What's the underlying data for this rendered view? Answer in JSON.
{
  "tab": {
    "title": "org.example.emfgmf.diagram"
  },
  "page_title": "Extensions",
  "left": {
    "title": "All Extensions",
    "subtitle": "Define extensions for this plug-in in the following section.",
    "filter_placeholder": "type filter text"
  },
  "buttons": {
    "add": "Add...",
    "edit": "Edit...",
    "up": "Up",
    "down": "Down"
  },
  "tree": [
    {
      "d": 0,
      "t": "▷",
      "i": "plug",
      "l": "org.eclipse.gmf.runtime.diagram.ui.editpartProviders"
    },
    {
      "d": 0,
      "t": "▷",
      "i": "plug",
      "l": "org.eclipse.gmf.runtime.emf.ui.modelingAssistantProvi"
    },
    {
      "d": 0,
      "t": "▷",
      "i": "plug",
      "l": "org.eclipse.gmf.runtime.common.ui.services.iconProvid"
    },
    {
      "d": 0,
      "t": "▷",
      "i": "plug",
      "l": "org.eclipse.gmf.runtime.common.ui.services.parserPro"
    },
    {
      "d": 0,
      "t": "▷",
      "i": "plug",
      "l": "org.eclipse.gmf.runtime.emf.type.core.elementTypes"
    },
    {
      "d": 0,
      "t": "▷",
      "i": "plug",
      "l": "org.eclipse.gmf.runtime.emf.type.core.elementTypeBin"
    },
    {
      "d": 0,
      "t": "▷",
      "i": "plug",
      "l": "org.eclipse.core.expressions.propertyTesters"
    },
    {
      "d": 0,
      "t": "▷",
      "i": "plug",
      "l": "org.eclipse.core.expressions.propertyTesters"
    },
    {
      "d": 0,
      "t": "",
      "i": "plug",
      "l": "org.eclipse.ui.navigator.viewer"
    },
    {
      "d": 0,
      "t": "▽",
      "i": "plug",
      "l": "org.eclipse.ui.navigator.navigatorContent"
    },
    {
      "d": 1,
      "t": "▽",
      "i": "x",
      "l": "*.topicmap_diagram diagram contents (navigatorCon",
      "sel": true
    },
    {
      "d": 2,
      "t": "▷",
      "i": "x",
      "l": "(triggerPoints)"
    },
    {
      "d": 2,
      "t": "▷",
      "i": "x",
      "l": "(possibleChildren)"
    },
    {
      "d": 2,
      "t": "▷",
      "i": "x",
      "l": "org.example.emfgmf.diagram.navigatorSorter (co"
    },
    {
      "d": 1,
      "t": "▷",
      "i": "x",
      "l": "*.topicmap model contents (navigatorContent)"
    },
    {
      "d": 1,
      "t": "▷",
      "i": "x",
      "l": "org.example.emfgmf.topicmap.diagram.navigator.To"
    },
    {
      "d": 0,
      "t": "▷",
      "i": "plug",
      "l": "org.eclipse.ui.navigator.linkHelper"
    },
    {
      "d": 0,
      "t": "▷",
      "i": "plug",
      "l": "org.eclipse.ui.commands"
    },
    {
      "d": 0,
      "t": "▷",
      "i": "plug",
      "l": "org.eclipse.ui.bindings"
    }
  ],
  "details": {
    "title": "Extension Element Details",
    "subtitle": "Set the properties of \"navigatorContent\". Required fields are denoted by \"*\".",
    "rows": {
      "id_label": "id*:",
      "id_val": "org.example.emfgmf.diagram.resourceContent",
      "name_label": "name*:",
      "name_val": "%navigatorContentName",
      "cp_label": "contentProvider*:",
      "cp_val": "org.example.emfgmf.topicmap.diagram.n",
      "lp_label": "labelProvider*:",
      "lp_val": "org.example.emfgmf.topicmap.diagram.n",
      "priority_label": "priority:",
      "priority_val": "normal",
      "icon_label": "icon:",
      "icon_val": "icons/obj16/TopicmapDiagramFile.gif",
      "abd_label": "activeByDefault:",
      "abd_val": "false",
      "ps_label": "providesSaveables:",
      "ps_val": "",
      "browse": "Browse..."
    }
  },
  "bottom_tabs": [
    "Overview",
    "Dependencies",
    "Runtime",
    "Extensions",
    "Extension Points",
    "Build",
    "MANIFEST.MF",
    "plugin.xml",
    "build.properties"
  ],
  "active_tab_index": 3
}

§ **TASK INSTRUCTIONS**
Search the records for the word "core" and copy every line where it occurs.

§ **FINAL RESULT**
      "l": "org.eclipse.gmf.runtime.emf.type.core.elementTypes"
      "l": "org.eclipse.gmf.runtime.emf.type.core.elementTypeBin"
      "l": "org.eclipse.core.expressions.propertyTesters"
      "l": "org.eclipse.core.expressions.propertyTesters"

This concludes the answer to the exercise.